**Short task:** Type out all the records word for word. Any pictures are to be left out.

════════════════════

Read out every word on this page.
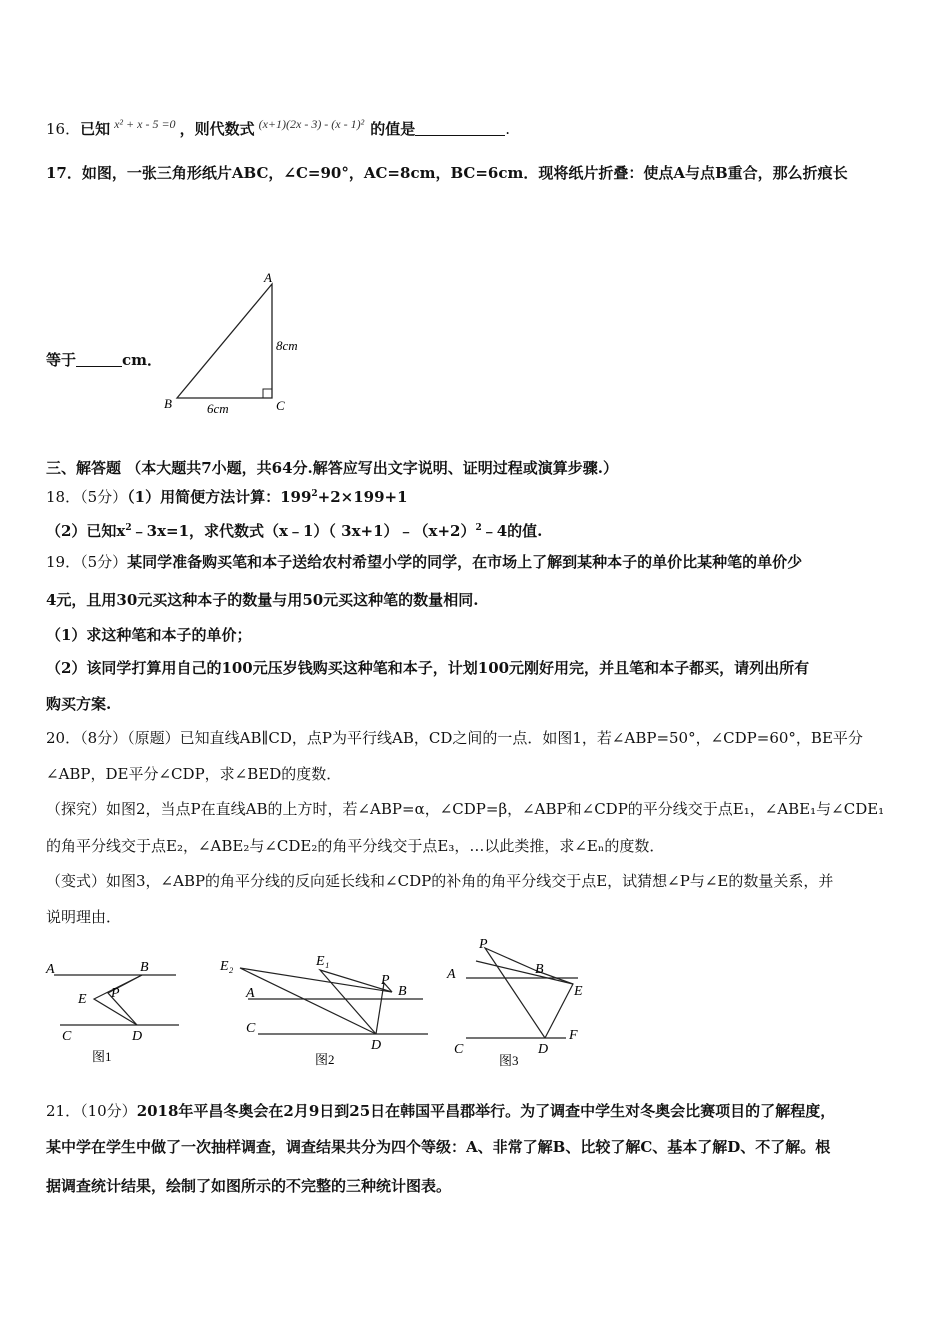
16．已知 $^{x^2 + x - 5 =0}$ ，则代数式 $^{(x+1)(2x - 3) - (x - 1)^2}$ 的值是	.
17．如图，一张三角形纸片ABC，∠C=90°，AC=8cm，BC=6cm．现将纸片折叠：使点A与点B重合，那么折痕长
等于	cm．
A
B	C
8cm
6cm
三、解答题 （本大题共7小题，共64分.解答应写出文字说明、证明过程或演算步骤.）
18．（5分）（1）用简便方法计算：$199^2+2\times 199+1$
（2）已知$x^2﹣3x=1$，求代数式（x﹣1）（ $3x+1)﹣(x+2)^2﹣4$的值.
19．（5分）某同学准备购买笔和本子送给农村希望小学的同学，在市场上了解到某种本子的单价比某种笔的单价少
4元，且用30元买这种本子的数量与用50元买这种笔的数量相同.
（1）求这种笔和本子的单价；
（2）该同学打算用自己的100元压岁钱购买这种笔和本子，计划100元刚好用完，并且笔和本子都买，请列出所有
购买方案.
20．（8分）（原题）已知直线AB∥CD，点P为平行线AB，CD之间的一点．如图1，若∠ABP=50°，∠CDP=60°，BE平分
∠ABP，DE平分∠CDP，求∠BED的度数．
（探究）如图2，当点P在直线AB的上方时，若∠ABP=α，∠CDP=β，∠ABP和∠CDP的平分线交于点E₁，∠ABE₁与∠CDE₁
的角平分线交于点E₂，∠ABE₂与∠CDE₂的角平分线交于点E₃，…以此类推，求∠Eₙ的度数．
（变式）如图3，∠ABP的角平分线的反向延长线和∠CDP的补角的角平分线交于点E，试猜想∠P与∠E的数量关系，并
说明理由．
A	B
E P
C	D
图1
E₂	E₁
P
B
A
C
D
图2
P
A	B
E
F
C	D
图3
21．（10分）2018年平昌冬奥会在2月9日到25日在韩国平昌郡举行。为了调查中学生对冬奥会比赛项目的了解程度，
某中学在学生中做了一次抽样调查，调查结果共分为四个等级：A、非常了解B、比较了解C、基本了解D、不了解。根
据调查统计结果，绘制了如图所示的不完整的三种统计图表。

════════════════════

**Final result:**
Read out every word on this page.
16．已知 $^{x^2 + x - 5 =0}$ ，则代数式 $^{(x+1)(2x - 3) - (x - 1)^2}$ 的值是	.
17．如图，一张三角形纸片ABC，∠C=90°，AC=8cm，BC=6cm．现将纸片折叠：使点A与点B重合，那么折痕长
等于	cm．
A
B	C
8cm
6cm
三、解答题 （本大题共7小题，共64分.解答应写出文字说明、证明过程或演算步骤.）
18．（5分）（1）用简便方法计算：$199^2+2\times 199+1$
（2）已知$x^2﹣3x=1$，求代数式（x﹣1）（ $3x+1)﹣(x+2)^2﹣4$的值.
19．（5分）某同学准备购买笔和本子送给农村希望小学的同学，在市场上了解到某种本子的单价比某种笔的单价少
4元，且用30元买这种本子的数量与用50元买这种笔的数量相同.
（1）求这种笔和本子的单价；
（2）该同学打算用自己的100元压岁钱购买这种笔和本子，计划100元刚好用完，并且笔和本子都买，请列出所有
购买方案.
20．（8分）（原题）已知直线AB∥CD，点P为平行线AB，CD之间的一点．如图1，若∠ABP=50°，∠CDP=60°，BE平分
∠ABP，DE平分∠CDP，求∠BED的度数．
（探究）如图2，当点P在直线AB的上方时，若∠ABP=α，∠CDP=β，∠ABP和∠CDP的平分线交于点E₁，∠ABE₁与∠CDE₁
的角平分线交于点E₂，∠ABE₂与∠CDE₂的角平分线交于点E₃，…以此类推，求∠Eₙ的度数．
（变式）如图3，∠ABP的角平分线的反向延长线和∠CDP的补角的角平分线交于点E，试猜想∠P与∠E的数量关系，并
说明理由．
A	B
E P
C	D
图1
E₂	E₁
P
B
A
C
D
图2
P
A	B
E
F
C	D
图3
21．（10分）2018年平昌冬奥会在2月9日到25日在韩国平昌郡举行。为了调查中学生对冬奥会比赛项目的了解程度，
某中学在学生中做了一次抽样调查，调查结果共分为四个等级：A、非常了解B、比较了解C、基本了解D、不了解。根
据调查统计结果，绘制了如图所示的不完整的三种统计图表。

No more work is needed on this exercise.